Written task: Leave out any picture and return the remaining listing below exactly as given.

--- start of Records supplied ---

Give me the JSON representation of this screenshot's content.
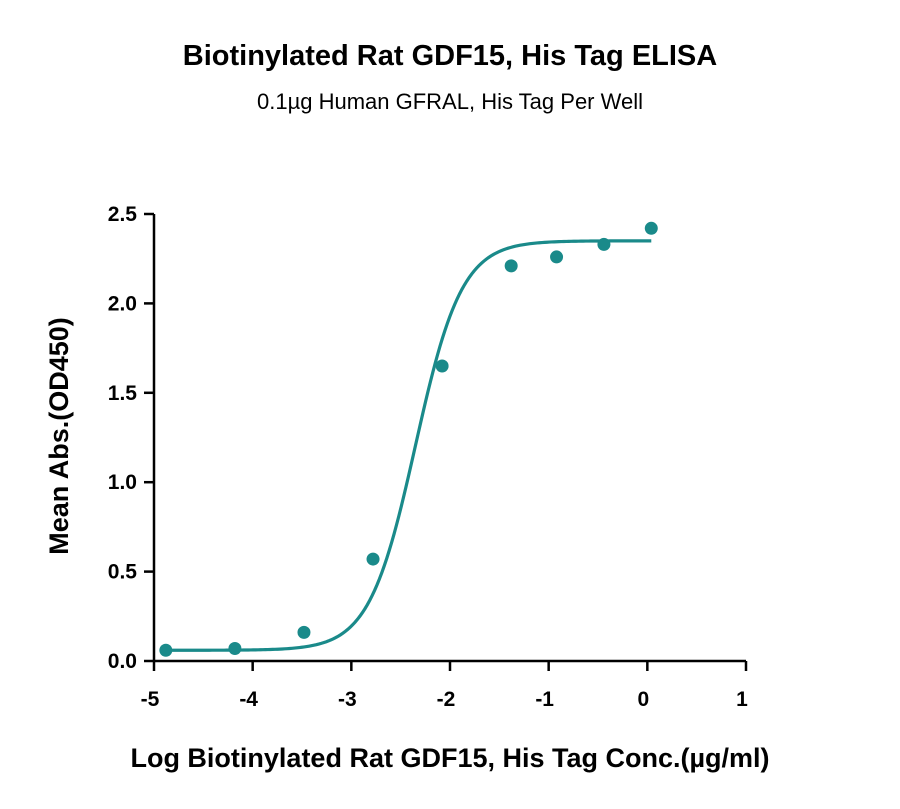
{
  "chart_data": {
    "type": "scatter",
    "title": "Biotinylated Rat GDF15, His Tag ELISA",
    "subtitle": "0.1µg Human GFRAL, His Tag Per Well",
    "xlabel": "Log Biotinylated Rat GDF15, His Tag Conc.(µg/ml)",
    "ylabel": "Mean Abs.(OD450)",
    "xlim": [
      -5,
      1
    ],
    "ylim": [
      0,
      2.5
    ],
    "xticks": [
      "-5",
      "-4",
      "-3",
      "-2",
      "-1",
      "0",
      "1"
    ],
    "yticks": [
      "0.0",
      "0.5",
      "1.0",
      "1.5",
      "2.0",
      "2.5"
    ],
    "grid": false,
    "color": "#1a8a8a",
    "points": {
      "x": [
        -4.88,
        -4.18,
        -3.48,
        -2.78,
        -2.08,
        -1.38,
        -0.92,
        -0.44,
        0.04
      ],
      "y": [
        0.06,
        0.07,
        0.16,
        0.57,
        1.65,
        2.21,
        2.26,
        2.33,
        2.42
      ]
    },
    "fit": {
      "model": "4PL",
      "bottom": 0.06,
      "top": 2.35,
      "log_ec50": -2.35,
      "hill": 1.85,
      "x_range": [
        -4.88,
        0.04
      ]
    }
  }
}
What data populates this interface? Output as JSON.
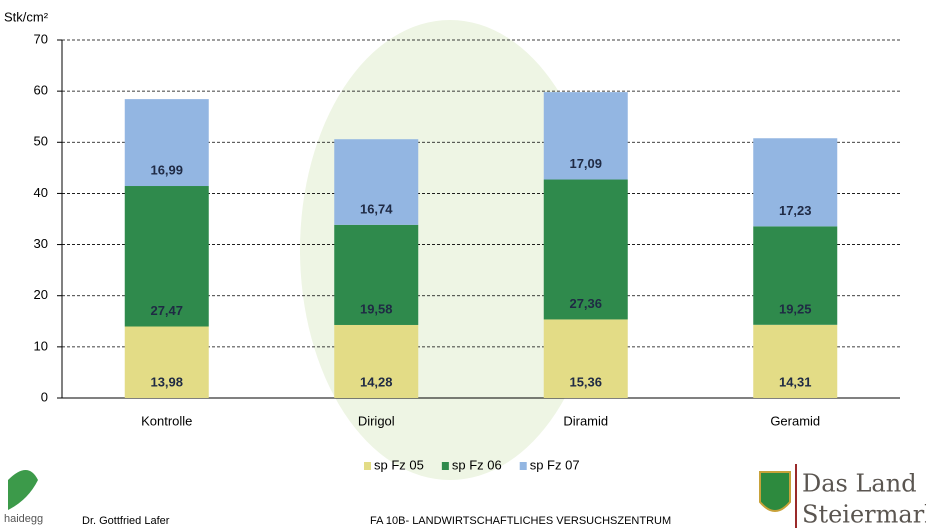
{
  "chart_data": {
    "type": "stacked_bar",
    "y_label": "Stk/cm²",
    "categories": [
      "Kontrolle",
      "Dirigol",
      "Diramid",
      "Geramid"
    ],
    "series": [
      {
        "name": "sp Fz 05",
        "color": "#e3dc86",
        "values": [
          13.98,
          14.28,
          15.36,
          14.31
        ],
        "value_labels": [
          "13,98",
          "14,28",
          "15,36",
          "14,31"
        ]
      },
      {
        "name": "sp Fz 06",
        "color": "#2f8a4c",
        "values": [
          27.47,
          19.58,
          27.36,
          19.25
        ],
        "value_labels": [
          "27,47",
          "19,58",
          "27,36",
          "19,25"
        ]
      },
      {
        "name": "sp Fz 07",
        "color": "#93b6e2",
        "values": [
          16.99,
          16.74,
          17.09,
          17.23
        ],
        "value_labels": [
          "16,99",
          "16,74",
          "17,09",
          "17,23"
        ]
      }
    ],
    "ylim": [
      0,
      70
    ],
    "yticks": [
      0,
      10,
      20,
      30,
      40,
      50,
      60,
      70
    ],
    "grid": true,
    "legend": "bottom"
  },
  "footer": {
    "logo": "haidegg",
    "author": "Dr. Gottfried Lafer",
    "institute": "FA 10B- LANDWIRTSCHAFTLICHES VERSUCHSZENTRUM",
    "brand_line1": "Das Land",
    "brand_line2": "Steiermark"
  }
}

--- end of Records supplied ---

Result of the exercise:
Give me the JSON representation of this screenshot's content.
{
  "chart_data": {
    "type": "scatter",
    "title": "Biotinylated Rat GDF15, His Tag ELISA",
    "subtitle": "0.1µg Human GFRAL, His Tag Per Well",
    "xlabel": "Log Biotinylated Rat GDF15, His Tag Conc.(µg/ml)",
    "ylabel": "Mean Abs.(OD450)",
    "xlim": [
      -5,
      1
    ],
    "ylim": [
      0,
      2.5
    ],
    "xticks": [
      "-5",
      "-4",
      "-3",
      "-2",
      "-1",
      "0",
      "1"
    ],
    "yticks": [
      "0.0",
      "0.5",
      "1.0",
      "1.5",
      "2.0",
      "2.5"
    ],
    "grid": false,
    "color": "#1a8a8a",
    "points": {
      "x": [
        -4.88,
        -4.18,
        -3.48,
        -2.78,
        -2.08,
        -1.38,
        -0.92,
        -0.44,
        0.04
      ],
      "y": [
        0.06,
        0.07,
        0.16,
        0.57,
        1.65,
        2.21,
        2.26,
        2.33,
        2.42
      ]
    },
    "fit": {
      "model": "4PL",
      "bottom": 0.06,
      "top": 2.35,
      "log_ec50": -2.35,
      "hill": 1.85,
      "x_range": [
        -4.88,
        0.04
      ]
    }
  }
}
What data populates this interface? Output as JSON.
{
  "chart_data": {
    "type": "stacked_bar",
    "y_label": "Stk/cm²",
    "categories": [
      "Kontrolle",
      "Dirigol",
      "Diramid",
      "Geramid"
    ],
    "series": [
      {
        "name": "sp Fz 05",
        "color": "#e3dc86",
        "values": [
          13.98,
          14.28,
          15.36,
          14.31
        ],
        "value_labels": [
          "13,98",
          "14,28",
          "15,36",
          "14,31"
        ]
      },
      {
        "name": "sp Fz 06",
        "color": "#2f8a4c",
        "values": [
          27.47,
          19.58,
          27.36,
          19.25
        ],
        "value_labels": [
          "27,47",
          "19,58",
          "27,36",
          "19,25"
        ]
      },
      {
        "name": "sp Fz 07",
        "color": "#93b6e2",
        "values": [
          16.99,
          16.74,
          17.09,
          17.23
        ],
        "value_labels": [
          "16,99",
          "16,74",
          "17,09",
          "17,23"
        ]
      }
    ],
    "ylim": [
      0,
      70
    ],
    "yticks": [
      0,
      10,
      20,
      30,
      40,
      50,
      60,
      70
    ],
    "grid": true,
    "legend": "bottom"
  },
  "footer": {
    "logo": "haidegg",
    "author": "Dr. Gottfried Lafer",
    "institute": "FA 10B- LANDWIRTSCHAFTLICHES VERSUCHSZENTRUM",
    "brand_line1": "Das Land",
    "brand_line2": "Steiermark"
  }
}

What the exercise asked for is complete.